EXTRACTED ENTRIES>

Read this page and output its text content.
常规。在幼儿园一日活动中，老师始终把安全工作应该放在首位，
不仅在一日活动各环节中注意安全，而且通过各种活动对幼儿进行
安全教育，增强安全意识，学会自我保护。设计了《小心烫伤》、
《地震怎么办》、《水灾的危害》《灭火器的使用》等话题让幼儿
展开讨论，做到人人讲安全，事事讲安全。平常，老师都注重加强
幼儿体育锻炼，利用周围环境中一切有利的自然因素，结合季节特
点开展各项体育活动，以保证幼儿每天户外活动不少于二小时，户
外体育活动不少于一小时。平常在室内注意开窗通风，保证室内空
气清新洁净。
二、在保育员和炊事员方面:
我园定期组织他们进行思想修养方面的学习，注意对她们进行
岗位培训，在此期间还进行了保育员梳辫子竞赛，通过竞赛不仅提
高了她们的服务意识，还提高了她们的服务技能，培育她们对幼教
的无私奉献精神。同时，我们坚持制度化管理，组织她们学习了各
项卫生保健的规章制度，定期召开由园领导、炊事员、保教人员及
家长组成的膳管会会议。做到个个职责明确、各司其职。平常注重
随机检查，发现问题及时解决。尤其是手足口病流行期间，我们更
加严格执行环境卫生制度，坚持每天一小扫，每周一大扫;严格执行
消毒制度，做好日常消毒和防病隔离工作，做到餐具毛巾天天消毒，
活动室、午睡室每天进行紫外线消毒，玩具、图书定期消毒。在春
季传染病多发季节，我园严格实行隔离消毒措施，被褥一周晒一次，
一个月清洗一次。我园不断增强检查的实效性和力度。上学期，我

EXERCISE DETAILS>
Copy down the whole of the data above, matching it exactly.

TASK RESPONSE>
Read this page and output its text content.
常规。在幼儿园一日活动中，老师始终把安全工作应该放在首位，
不仅在一日活动各环节中注意安全，而且通过各种活动对幼儿进行
安全教育，增强安全意识，学会自我保护。设计了《小心烫伤》、
《地震怎么办》、《水灾的危害》《灭火器的使用》等话题让幼儿
展开讨论，做到人人讲安全，事事讲安全。平常，老师都注重加强
幼儿体育锻炼，利用周围环境中一切有利的自然因素，结合季节特
点开展各项体育活动，以保证幼儿每天户外活动不少于二小时，户
外体育活动不少于一小时。平常在室内注意开窗通风，保证室内空
气清新洁净。
二、在保育员和炊事员方面:
我园定期组织他们进行思想修养方面的学习，注意对她们进行
岗位培训，在此期间还进行了保育员梳辫子竞赛，通过竞赛不仅提
高了她们的服务意识，还提高了她们的服务技能，培育她们对幼教
的无私奉献精神。同时，我们坚持制度化管理，组织她们学习了各
项卫生保健的规章制度，定期召开由园领导、炊事员、保教人员及
家长组成的膳管会会议。做到个个职责明确、各司其职。平常注重
随机检查，发现问题及时解决。尤其是手足口病流行期间，我们更
加严格执行环境卫生制度，坚持每天一小扫，每周一大扫;严格执行
消毒制度，做好日常消毒和防病隔离工作，做到餐具毛巾天天消毒，
活动室、午睡室每天进行紫外线消毒，玩具、图书定期消毒。在春
季传染病多发季节，我园严格实行隔离消毒措施，被褥一周晒一次，
一个月清洗一次。我园不断增强检查的实效性和力度。上学期，我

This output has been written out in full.